> [PROVIDED MATERIAL]
_ _ _ _ _ _ _

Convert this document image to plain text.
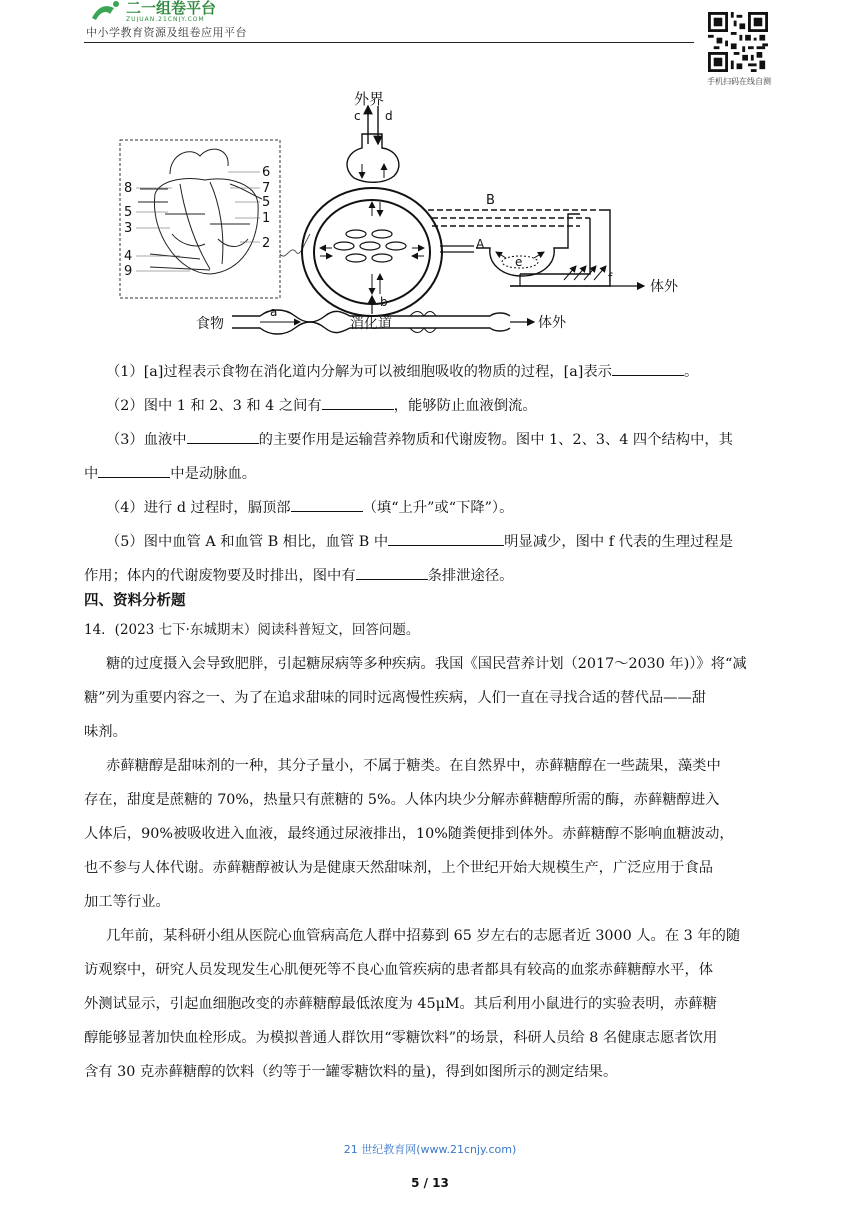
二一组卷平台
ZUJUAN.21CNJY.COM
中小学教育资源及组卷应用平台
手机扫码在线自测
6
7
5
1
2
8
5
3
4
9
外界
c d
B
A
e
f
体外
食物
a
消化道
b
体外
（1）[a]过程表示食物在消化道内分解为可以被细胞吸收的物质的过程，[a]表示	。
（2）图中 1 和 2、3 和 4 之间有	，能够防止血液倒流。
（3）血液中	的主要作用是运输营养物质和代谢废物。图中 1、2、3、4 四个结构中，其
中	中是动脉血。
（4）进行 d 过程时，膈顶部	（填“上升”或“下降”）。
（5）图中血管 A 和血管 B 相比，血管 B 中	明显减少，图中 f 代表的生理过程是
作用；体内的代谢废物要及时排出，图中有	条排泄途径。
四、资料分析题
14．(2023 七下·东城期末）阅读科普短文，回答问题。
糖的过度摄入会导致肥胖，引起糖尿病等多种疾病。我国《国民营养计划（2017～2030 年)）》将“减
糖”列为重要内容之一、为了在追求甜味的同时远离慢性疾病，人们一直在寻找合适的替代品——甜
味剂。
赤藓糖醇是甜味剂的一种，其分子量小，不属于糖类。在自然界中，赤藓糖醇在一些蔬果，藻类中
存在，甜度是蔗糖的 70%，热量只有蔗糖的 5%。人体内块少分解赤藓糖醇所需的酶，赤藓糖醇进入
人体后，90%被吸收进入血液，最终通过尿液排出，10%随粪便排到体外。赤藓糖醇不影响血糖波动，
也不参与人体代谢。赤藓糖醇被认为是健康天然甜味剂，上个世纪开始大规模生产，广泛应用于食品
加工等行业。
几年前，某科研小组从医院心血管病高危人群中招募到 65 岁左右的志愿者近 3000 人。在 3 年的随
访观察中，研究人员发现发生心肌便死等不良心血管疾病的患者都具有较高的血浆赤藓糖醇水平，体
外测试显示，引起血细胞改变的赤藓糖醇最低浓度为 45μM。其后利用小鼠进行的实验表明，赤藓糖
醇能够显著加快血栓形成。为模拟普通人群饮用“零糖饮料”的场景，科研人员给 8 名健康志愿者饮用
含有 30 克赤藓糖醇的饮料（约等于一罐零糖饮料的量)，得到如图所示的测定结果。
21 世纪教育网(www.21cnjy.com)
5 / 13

_ _ _ _ _ _ _

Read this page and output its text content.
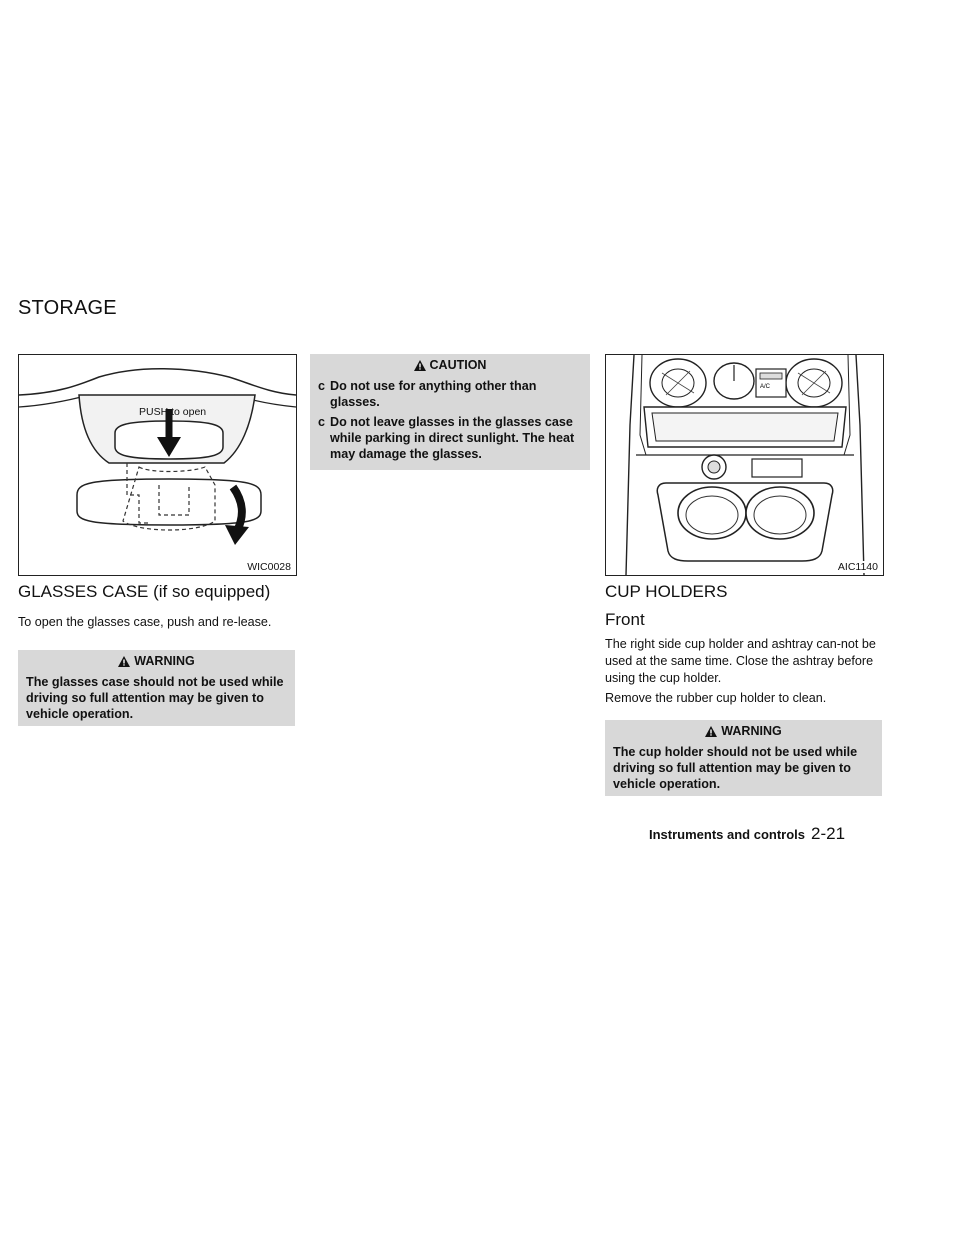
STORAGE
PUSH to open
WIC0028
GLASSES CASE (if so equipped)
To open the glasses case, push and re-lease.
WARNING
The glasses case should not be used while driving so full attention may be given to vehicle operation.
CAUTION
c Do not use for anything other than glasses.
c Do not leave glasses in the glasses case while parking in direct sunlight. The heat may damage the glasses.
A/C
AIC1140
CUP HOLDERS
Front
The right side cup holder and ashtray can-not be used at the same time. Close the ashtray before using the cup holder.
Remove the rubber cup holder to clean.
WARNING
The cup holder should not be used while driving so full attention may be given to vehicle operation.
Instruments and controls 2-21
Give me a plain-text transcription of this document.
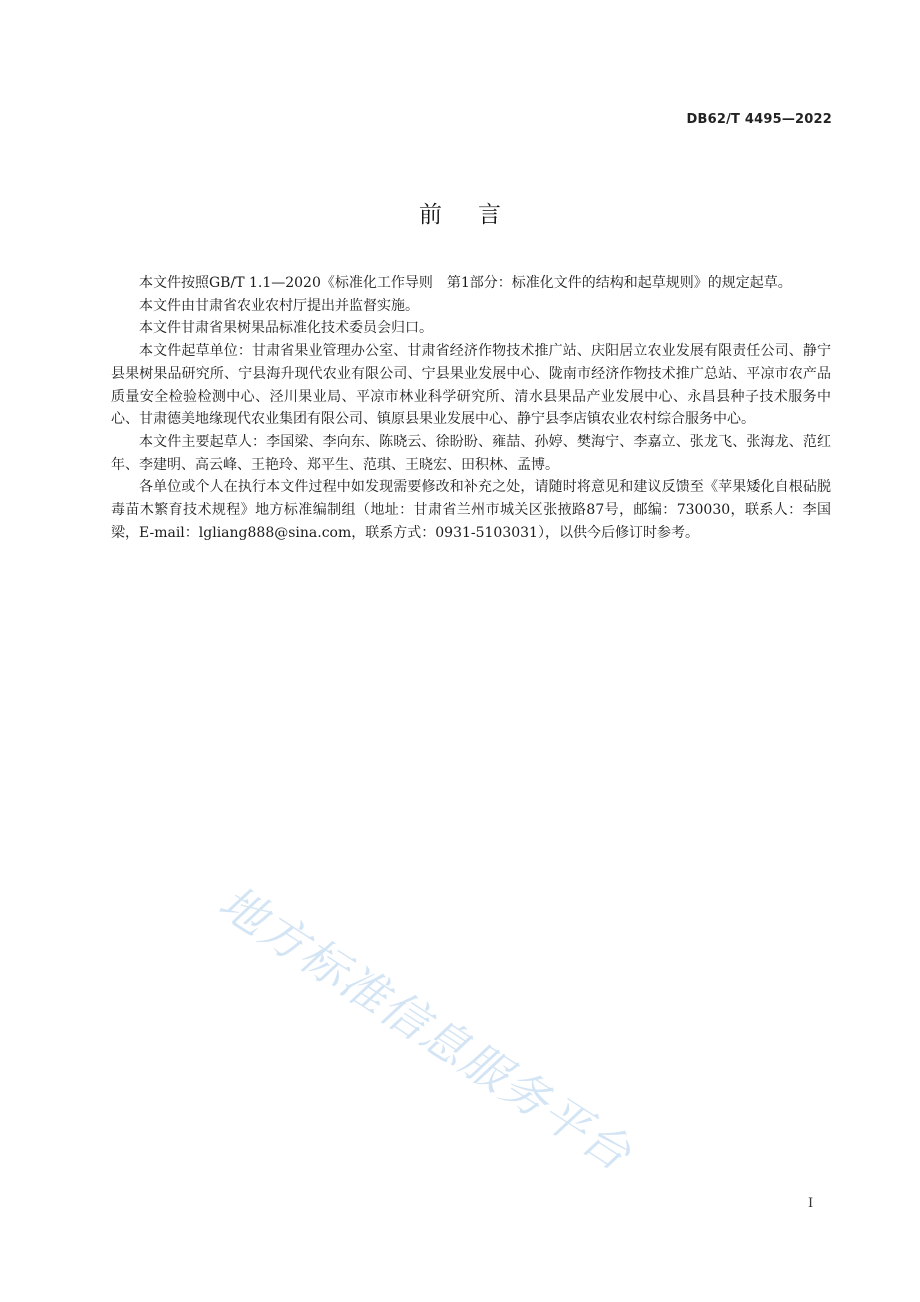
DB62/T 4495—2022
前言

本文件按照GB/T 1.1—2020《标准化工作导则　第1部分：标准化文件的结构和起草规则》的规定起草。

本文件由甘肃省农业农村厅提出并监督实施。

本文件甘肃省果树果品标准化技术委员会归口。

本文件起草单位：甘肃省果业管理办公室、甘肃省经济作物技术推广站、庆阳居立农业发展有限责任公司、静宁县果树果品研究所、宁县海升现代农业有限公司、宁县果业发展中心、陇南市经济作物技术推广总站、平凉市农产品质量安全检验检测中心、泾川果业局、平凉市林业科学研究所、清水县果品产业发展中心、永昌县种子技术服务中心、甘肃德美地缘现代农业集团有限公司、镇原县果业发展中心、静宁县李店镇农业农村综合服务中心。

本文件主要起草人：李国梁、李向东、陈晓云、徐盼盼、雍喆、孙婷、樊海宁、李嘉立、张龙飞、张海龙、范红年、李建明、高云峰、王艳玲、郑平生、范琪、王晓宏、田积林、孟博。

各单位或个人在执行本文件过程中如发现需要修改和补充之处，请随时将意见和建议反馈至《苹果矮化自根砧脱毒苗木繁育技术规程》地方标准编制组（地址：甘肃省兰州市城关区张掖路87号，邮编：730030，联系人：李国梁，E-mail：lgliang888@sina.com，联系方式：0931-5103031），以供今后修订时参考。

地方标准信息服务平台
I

_ _ _ _ _ _ _

> [SET PROBLEM] Pull out each line containing the word "should" and copy it.

> [RESULT OF THIS TASK]
The glasses case should not be used while driving so full attention may be given to vehicle operation.
The cup holder should not be used while driving so full attention may be given to vehicle operation.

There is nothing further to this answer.